━━ Input records
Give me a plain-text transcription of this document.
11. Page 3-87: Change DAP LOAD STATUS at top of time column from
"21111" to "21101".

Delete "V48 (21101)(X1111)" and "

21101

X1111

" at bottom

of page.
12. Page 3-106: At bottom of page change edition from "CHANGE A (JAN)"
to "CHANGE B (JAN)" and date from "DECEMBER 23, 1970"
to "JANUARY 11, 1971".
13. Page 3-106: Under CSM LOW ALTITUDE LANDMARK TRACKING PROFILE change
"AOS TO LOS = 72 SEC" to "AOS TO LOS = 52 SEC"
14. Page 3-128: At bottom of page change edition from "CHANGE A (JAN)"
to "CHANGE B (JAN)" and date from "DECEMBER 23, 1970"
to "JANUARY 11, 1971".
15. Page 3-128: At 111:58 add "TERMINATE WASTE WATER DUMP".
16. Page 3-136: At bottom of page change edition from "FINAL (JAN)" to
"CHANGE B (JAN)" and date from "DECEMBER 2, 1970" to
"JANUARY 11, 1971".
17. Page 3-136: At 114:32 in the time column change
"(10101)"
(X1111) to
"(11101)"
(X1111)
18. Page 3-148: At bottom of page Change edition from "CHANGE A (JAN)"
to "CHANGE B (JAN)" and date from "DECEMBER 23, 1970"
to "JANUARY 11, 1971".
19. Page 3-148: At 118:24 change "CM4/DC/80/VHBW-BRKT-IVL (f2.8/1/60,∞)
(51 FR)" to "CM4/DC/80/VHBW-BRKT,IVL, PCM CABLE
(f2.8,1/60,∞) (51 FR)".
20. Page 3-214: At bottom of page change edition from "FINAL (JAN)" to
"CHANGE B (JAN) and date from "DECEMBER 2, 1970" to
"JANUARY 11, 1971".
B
━━━━
## [Goal of the exercise]
Write out all the data again, exactly as it appears.

## [Solution]
Give me a plain-text transcription of this document.
11. Page 3-87: Change DAP LOAD STATUS at top of time column from
"21111" to "21101".

Delete "V48 (21101)(X1111)" and "

21101

X1111

" at bottom

of page.
12. Page 3-106: At bottom of page change edition from "CHANGE A (JAN)"
to "CHANGE B (JAN)" and date from "DECEMBER 23, 1970"
to "JANUARY 11, 1971".
13. Page 3-106: Under CSM LOW ALTITUDE LANDMARK TRACKING PROFILE change
"AOS TO LOS = 72 SEC" to "AOS TO LOS = 52 SEC"
14. Page 3-128: At bottom of page change edition from "CHANGE A (JAN)"
to "CHANGE B (JAN)" and date from "DECEMBER 23, 1970"
to "JANUARY 11, 1971".
15. Page 3-128: At 111:58 add "TERMINATE WASTE WATER DUMP".
16. Page 3-136: At bottom of page change edition from "FINAL (JAN)" to
"CHANGE B (JAN)" and date from "DECEMBER 2, 1970" to
"JANUARY 11, 1971".
17. Page 3-136: At 114:32 in the time column change
"(10101)"
(X1111) to
"(11101)"
(X1111)
18. Page 3-148: At bottom of page Change edition from "CHANGE A (JAN)"
to "CHANGE B (JAN)" and date from "DECEMBER 23, 1970"
to "JANUARY 11, 1971".
19. Page 3-148: At 118:24 change "CM4/DC/80/VHBW-BRKT-IVL (f2.8/1/60,∞)
(51 FR)" to "CM4/DC/80/VHBW-BRKT,IVL, PCM CABLE
(f2.8,1/60,∞) (51 FR)".
20. Page 3-214: At bottom of page change edition from "FINAL (JAN)" to
"CHANGE B (JAN) and date from "DECEMBER 2, 1970" to
"JANUARY 11, 1971".
B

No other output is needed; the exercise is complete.